Task to complete — Look for the string "INPUT" and copy every line that has it.

Dataset entries
________________________

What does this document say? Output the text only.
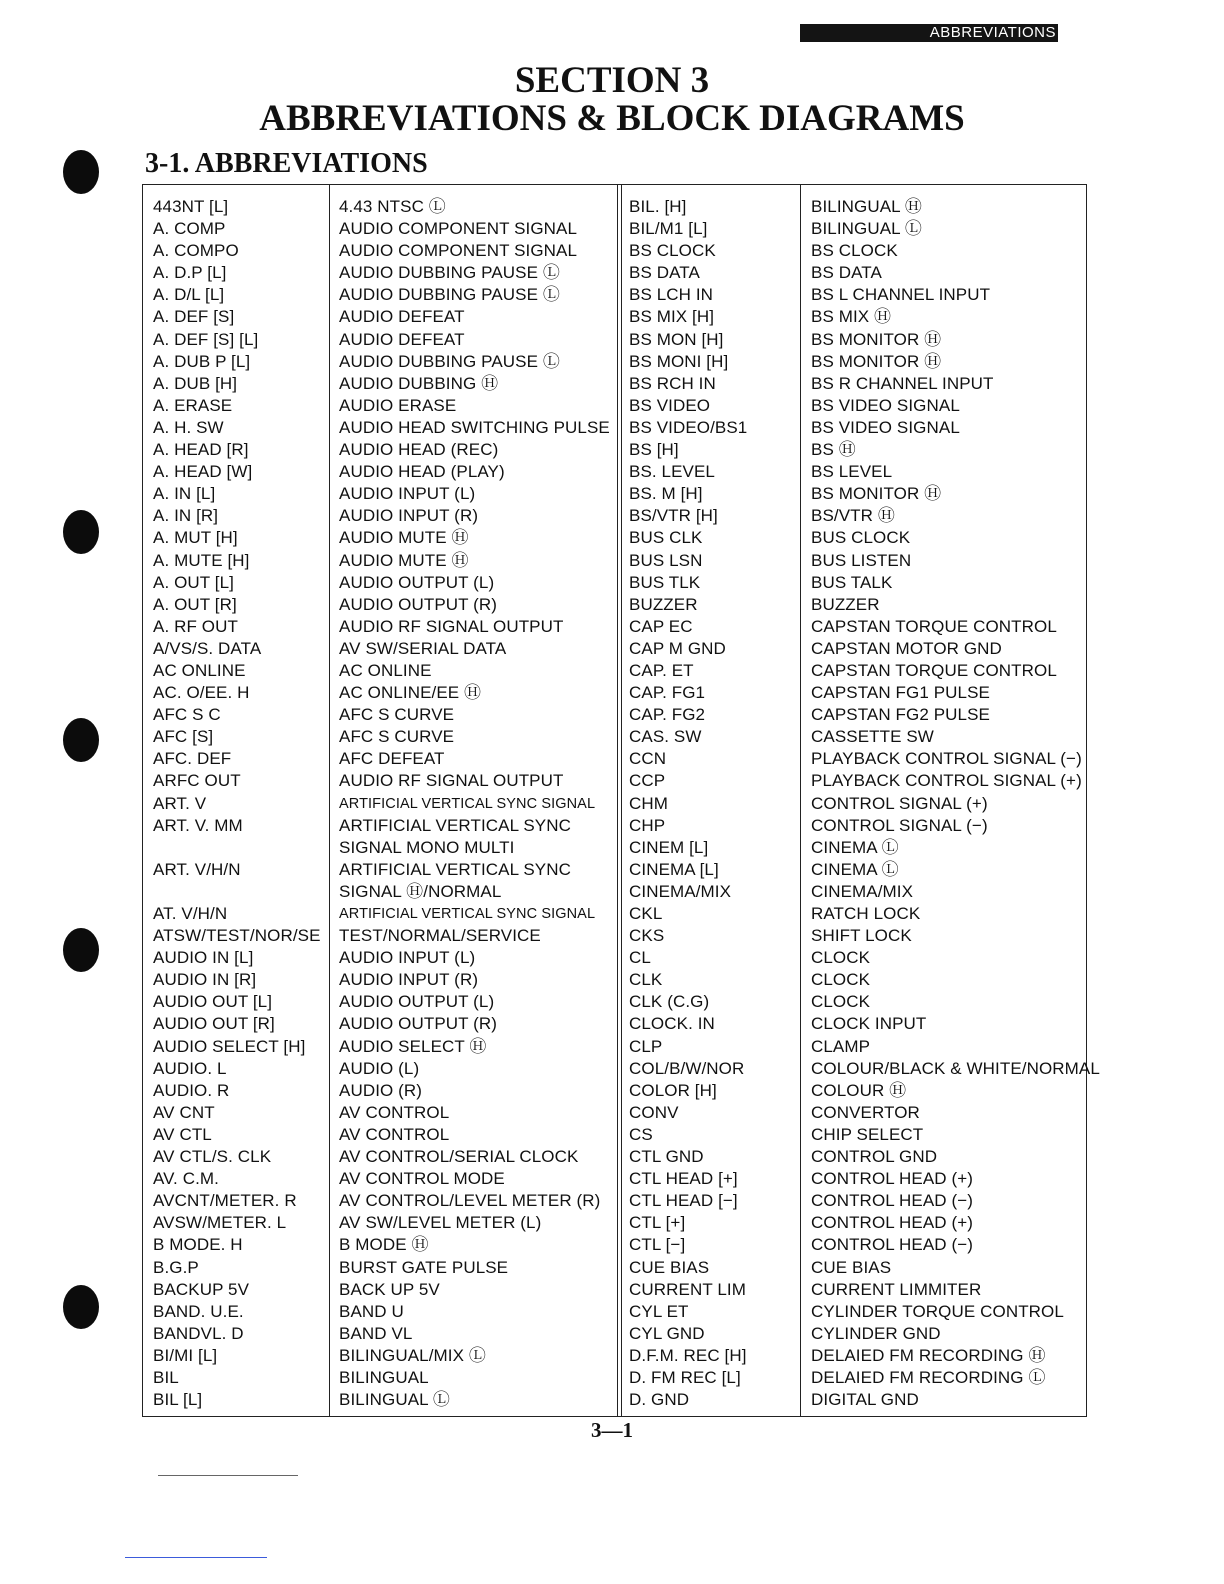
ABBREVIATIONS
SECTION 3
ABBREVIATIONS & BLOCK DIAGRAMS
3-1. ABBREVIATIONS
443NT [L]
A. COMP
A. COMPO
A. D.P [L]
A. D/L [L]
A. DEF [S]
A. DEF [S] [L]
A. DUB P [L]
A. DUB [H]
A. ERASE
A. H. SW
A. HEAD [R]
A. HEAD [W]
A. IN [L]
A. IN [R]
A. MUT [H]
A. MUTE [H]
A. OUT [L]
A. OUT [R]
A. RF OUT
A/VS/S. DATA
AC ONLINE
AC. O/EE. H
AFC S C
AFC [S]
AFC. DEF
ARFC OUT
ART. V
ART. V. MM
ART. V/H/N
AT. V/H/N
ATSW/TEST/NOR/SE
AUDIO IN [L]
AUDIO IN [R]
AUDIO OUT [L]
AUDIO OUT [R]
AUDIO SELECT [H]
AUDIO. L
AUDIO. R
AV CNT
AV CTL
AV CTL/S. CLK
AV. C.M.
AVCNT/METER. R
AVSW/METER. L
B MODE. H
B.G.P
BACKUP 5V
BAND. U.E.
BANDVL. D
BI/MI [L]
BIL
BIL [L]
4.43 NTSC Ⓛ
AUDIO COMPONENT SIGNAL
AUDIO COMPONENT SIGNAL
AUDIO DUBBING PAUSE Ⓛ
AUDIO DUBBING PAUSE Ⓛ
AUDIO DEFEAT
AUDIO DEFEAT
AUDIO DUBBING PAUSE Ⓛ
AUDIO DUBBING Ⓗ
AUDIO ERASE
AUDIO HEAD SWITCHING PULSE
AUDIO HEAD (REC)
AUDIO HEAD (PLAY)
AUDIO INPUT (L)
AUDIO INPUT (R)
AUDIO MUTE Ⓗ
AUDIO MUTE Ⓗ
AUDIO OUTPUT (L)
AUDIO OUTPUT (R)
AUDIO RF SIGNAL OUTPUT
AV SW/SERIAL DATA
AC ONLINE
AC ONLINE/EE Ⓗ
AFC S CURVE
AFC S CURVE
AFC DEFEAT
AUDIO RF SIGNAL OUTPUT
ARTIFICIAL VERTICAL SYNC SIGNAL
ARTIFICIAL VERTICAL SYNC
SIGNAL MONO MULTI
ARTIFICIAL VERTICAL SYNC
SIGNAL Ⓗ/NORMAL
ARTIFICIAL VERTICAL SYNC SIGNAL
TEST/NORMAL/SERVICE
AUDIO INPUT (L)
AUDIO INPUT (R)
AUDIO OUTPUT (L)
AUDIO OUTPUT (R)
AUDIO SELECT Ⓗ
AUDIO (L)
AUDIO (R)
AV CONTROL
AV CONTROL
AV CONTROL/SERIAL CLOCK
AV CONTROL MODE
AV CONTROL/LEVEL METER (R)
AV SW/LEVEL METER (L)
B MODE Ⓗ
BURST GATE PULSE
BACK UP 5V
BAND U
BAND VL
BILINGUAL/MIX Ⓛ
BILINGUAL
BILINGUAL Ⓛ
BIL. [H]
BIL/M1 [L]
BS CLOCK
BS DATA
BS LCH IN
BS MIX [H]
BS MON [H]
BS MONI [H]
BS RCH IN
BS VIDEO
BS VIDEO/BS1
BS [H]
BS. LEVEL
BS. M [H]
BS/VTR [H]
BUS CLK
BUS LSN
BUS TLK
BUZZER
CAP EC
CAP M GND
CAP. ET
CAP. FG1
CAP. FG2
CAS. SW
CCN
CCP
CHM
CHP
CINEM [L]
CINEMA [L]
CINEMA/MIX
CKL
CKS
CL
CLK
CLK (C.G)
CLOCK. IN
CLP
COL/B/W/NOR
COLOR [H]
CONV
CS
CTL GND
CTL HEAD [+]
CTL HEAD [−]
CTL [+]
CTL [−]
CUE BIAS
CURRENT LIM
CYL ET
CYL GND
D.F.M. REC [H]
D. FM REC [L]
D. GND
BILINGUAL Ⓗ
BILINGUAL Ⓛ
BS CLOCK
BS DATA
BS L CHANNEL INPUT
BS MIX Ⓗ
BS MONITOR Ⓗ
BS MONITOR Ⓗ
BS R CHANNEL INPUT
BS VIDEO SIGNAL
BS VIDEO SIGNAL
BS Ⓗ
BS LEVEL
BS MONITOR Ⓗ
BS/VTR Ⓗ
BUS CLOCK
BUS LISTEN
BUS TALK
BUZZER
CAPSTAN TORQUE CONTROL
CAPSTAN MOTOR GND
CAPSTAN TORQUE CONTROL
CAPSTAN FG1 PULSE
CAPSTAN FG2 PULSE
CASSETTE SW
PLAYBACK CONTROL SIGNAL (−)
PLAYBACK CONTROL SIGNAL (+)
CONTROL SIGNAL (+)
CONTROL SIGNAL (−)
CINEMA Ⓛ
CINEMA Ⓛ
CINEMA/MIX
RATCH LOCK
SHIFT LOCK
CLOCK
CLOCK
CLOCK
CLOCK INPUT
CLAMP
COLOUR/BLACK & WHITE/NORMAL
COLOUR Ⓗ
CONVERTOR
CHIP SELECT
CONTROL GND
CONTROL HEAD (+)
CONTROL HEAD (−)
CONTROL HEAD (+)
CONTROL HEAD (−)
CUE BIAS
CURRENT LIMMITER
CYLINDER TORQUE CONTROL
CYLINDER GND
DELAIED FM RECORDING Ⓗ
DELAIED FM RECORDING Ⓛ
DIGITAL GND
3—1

________________________

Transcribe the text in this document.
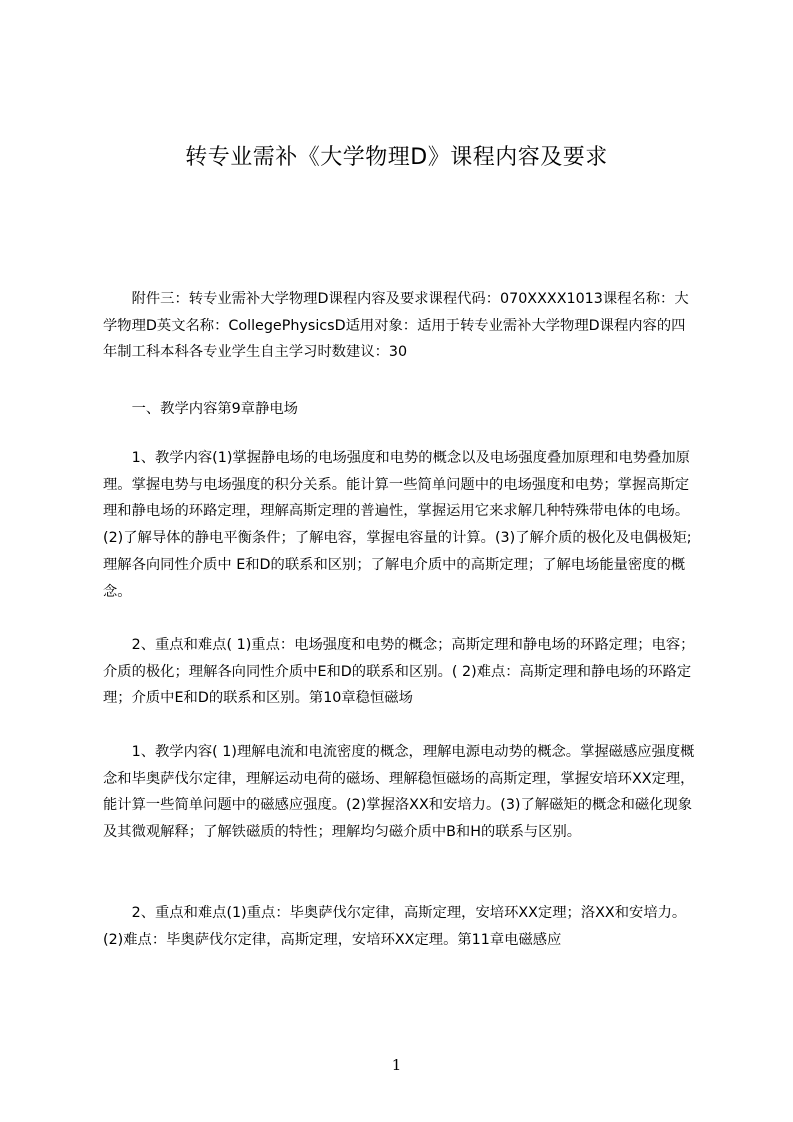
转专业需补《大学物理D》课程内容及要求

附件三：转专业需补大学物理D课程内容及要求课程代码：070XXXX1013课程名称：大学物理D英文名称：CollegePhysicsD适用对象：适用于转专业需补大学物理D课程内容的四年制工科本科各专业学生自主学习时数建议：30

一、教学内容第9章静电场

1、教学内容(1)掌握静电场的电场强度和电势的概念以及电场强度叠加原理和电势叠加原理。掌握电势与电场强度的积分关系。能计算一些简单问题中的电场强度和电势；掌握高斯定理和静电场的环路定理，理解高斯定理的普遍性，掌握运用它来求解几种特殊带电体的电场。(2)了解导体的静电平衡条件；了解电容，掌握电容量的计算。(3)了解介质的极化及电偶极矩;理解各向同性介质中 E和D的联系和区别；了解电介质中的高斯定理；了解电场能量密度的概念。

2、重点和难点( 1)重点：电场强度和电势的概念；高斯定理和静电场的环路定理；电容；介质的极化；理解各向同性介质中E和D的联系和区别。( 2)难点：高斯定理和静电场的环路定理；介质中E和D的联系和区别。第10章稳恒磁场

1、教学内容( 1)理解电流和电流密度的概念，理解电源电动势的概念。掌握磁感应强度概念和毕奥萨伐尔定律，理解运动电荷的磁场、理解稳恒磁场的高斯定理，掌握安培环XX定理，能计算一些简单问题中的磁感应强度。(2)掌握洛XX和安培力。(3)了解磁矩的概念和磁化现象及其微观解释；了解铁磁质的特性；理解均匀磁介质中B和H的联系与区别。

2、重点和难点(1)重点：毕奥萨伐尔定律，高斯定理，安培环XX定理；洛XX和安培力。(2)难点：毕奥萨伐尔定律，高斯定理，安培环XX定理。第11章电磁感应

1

________________________

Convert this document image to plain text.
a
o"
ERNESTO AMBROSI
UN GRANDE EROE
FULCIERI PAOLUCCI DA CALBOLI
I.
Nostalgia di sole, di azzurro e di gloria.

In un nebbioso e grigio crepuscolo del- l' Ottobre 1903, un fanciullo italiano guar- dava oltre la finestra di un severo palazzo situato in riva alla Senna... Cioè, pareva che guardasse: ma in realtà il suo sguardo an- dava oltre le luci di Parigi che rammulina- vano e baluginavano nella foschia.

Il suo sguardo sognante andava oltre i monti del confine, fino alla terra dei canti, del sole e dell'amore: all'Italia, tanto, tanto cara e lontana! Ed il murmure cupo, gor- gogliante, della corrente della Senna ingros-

________________________

Exercise response —
AUDIO INPUT (L)
AUDIO INPUT (R)
AUDIO INPUT (L)
AUDIO INPUT (R)
BS L CHANNEL INPUT
BS R CHANNEL INPUT
CLOCK INPUT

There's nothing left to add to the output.